— Start Excerpted records —

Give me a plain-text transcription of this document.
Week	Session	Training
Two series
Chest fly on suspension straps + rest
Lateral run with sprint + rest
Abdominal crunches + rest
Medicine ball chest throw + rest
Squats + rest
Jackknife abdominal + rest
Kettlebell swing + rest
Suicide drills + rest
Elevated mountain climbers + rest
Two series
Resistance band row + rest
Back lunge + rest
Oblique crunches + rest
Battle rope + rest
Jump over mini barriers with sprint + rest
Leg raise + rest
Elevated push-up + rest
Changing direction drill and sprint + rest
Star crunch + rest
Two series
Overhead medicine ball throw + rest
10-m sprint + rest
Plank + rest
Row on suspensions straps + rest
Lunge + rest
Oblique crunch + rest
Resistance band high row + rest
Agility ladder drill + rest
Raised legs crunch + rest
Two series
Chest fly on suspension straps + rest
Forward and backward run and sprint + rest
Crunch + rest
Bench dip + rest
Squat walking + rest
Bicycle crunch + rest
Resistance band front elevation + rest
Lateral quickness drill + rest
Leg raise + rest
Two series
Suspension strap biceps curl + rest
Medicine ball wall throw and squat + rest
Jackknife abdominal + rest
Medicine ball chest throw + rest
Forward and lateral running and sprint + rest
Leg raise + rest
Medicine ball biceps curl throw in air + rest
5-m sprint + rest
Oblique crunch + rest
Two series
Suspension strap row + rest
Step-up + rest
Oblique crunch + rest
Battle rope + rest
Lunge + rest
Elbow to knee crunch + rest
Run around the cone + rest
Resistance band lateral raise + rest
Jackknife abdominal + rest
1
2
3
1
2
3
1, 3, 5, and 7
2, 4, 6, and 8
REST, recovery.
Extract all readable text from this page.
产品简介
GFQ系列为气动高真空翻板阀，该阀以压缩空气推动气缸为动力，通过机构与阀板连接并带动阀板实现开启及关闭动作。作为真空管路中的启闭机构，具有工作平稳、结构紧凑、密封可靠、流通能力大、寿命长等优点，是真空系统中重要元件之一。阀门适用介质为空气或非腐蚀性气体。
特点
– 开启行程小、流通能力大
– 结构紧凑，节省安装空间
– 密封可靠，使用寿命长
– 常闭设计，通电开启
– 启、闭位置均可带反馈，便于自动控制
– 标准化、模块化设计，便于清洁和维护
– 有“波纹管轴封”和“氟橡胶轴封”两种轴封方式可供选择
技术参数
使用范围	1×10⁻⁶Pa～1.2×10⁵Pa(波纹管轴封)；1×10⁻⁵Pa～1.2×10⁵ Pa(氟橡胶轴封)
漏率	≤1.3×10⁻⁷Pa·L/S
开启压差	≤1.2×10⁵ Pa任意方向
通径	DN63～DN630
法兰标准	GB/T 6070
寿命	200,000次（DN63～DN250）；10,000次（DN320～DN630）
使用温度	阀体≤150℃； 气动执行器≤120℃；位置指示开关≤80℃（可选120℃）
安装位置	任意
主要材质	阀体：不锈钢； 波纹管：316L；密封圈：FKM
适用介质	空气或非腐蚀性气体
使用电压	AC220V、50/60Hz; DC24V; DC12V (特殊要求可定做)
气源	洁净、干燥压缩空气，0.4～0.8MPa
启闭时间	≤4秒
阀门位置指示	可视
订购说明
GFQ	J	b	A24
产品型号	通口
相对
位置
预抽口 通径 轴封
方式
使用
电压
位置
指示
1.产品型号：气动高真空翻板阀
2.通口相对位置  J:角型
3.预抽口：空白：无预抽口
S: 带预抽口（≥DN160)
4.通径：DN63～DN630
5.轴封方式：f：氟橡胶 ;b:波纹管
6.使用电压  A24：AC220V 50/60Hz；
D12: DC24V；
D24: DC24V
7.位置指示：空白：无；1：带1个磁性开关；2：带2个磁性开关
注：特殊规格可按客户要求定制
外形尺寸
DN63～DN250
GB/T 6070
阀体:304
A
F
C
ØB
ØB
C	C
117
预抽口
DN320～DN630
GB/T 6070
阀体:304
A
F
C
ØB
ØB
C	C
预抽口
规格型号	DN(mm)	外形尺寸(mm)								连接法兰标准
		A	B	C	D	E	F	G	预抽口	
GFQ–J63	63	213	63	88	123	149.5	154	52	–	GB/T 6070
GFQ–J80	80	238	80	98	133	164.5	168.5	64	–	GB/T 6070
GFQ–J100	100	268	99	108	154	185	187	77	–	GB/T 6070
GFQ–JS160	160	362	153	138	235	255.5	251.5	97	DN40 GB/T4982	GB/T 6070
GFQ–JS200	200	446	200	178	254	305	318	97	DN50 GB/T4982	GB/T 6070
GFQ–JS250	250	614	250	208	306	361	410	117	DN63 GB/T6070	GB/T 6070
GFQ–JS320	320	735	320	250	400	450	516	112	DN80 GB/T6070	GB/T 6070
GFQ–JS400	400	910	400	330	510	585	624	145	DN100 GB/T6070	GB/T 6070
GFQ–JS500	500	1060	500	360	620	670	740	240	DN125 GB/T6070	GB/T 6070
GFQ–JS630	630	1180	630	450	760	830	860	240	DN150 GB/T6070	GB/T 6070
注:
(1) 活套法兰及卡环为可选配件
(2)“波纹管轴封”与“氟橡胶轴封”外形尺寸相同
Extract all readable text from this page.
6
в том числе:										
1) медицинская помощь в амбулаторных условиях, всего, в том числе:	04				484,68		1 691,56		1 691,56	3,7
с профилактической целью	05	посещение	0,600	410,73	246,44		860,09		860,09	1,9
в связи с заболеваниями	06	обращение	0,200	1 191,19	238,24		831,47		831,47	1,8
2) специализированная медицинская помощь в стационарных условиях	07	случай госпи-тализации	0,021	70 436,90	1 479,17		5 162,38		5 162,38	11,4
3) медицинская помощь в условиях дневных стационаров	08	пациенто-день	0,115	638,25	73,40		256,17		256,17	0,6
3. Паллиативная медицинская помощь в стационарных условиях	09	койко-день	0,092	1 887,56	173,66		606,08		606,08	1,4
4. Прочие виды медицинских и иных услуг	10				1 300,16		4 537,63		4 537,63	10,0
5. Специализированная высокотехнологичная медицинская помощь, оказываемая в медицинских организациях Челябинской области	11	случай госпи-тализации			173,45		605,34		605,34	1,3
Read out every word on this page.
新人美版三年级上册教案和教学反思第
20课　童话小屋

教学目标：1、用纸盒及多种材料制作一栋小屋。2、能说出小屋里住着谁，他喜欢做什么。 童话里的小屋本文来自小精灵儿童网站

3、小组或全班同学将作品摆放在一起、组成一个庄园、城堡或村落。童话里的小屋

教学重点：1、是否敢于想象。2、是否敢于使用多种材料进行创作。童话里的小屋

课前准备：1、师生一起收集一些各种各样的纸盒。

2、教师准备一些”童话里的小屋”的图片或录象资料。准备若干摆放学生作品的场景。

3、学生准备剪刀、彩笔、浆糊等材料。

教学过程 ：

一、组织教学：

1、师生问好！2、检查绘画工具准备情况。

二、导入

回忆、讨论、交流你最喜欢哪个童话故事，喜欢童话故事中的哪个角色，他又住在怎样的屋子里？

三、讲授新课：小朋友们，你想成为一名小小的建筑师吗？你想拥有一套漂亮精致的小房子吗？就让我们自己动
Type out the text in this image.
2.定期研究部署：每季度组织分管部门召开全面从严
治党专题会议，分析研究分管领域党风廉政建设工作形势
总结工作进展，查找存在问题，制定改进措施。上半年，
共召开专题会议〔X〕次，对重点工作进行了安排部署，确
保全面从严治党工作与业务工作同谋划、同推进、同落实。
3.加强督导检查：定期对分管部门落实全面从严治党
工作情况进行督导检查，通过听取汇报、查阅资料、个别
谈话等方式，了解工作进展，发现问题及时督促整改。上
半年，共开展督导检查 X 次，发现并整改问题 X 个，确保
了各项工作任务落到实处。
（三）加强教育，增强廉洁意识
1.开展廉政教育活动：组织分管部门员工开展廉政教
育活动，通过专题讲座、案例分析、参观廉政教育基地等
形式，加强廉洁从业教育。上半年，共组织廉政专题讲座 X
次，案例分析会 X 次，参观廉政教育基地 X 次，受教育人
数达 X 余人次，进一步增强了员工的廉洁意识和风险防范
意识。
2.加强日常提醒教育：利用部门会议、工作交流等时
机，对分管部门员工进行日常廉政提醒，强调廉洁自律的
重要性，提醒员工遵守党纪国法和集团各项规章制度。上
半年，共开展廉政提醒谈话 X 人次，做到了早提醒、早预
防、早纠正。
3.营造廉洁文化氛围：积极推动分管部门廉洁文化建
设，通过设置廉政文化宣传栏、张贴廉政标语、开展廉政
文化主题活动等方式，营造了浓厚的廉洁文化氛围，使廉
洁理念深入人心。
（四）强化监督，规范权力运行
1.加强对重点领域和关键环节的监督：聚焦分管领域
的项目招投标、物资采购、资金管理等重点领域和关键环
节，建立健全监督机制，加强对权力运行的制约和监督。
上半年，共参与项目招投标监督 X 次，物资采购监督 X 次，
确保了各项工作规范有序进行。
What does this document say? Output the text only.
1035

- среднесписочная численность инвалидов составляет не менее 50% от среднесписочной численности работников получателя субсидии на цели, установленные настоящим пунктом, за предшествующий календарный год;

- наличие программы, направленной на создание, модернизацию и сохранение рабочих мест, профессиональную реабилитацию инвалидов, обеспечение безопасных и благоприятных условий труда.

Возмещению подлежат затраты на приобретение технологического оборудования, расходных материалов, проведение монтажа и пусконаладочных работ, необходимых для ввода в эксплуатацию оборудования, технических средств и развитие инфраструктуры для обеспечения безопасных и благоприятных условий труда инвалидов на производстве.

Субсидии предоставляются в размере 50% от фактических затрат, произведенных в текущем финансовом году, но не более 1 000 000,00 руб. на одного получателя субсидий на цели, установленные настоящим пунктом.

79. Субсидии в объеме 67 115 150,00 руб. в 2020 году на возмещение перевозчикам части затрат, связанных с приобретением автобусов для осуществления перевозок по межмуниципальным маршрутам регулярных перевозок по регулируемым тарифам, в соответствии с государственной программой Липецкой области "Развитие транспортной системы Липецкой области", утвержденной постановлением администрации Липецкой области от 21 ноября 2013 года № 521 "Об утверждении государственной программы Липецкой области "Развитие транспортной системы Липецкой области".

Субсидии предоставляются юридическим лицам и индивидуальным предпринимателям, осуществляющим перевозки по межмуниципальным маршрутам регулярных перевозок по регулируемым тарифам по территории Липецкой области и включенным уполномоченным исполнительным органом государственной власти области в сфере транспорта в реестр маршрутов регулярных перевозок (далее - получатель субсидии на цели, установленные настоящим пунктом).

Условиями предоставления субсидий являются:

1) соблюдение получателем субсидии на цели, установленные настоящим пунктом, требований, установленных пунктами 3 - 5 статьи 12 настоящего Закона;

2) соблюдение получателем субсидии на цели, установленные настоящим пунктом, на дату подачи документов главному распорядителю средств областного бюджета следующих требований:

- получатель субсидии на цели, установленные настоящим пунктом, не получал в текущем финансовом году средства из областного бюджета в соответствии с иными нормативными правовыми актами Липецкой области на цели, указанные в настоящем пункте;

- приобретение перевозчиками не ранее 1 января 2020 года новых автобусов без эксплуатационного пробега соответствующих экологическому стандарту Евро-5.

— End Excerpted records —

Task goal
In the data above, tally the lines holding "Elevated" and answer with the figure only.

Completed exercise
2